(Source data)
=====

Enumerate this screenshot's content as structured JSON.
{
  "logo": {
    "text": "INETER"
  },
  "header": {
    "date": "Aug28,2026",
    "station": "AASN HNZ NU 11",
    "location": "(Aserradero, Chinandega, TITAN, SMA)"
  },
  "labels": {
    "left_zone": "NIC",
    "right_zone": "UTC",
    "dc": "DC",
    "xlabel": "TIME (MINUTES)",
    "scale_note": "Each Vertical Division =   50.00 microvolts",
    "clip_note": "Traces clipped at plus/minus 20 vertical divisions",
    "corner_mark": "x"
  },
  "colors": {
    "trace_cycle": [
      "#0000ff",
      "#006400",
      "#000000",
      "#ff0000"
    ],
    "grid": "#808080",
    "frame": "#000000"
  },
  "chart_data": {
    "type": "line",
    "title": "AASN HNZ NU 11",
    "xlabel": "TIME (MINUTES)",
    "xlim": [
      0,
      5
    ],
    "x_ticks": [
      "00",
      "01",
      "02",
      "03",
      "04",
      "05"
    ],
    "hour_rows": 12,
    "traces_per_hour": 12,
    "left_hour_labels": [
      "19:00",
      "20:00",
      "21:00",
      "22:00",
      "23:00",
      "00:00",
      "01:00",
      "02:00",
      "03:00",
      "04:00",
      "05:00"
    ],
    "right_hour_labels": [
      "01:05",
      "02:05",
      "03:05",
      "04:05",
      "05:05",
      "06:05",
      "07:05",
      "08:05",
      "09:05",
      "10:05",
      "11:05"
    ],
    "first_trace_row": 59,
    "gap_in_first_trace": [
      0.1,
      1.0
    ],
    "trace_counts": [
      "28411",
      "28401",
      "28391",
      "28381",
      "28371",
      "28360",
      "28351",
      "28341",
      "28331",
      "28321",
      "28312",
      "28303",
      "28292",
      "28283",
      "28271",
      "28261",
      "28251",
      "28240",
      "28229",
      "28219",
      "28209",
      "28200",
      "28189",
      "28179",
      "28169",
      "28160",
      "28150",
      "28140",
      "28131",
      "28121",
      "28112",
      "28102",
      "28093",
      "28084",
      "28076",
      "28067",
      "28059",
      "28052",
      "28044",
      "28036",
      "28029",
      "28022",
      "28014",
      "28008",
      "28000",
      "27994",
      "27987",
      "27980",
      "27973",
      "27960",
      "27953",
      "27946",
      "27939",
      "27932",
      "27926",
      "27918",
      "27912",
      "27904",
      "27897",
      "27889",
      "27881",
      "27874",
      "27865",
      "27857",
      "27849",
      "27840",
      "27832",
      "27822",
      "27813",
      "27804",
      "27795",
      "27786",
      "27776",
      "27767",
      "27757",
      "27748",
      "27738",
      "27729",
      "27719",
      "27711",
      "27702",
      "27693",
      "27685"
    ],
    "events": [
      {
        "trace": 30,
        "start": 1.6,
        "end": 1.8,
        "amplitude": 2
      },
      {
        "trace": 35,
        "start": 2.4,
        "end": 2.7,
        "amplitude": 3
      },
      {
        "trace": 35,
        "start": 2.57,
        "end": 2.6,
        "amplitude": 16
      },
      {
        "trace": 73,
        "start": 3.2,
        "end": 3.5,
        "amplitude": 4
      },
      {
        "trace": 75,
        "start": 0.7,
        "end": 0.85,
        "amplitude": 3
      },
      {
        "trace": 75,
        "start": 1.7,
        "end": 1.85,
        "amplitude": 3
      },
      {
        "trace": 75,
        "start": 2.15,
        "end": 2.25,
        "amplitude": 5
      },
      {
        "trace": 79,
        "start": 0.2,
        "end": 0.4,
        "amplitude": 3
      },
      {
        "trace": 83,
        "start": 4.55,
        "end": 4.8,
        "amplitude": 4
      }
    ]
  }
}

=====

## Short problem
From the listing above, copy all lines holding the word "AASN".

## Written answer
    "station": "AASN HNZ NU 11",
    "title": "AASN HNZ NU 11",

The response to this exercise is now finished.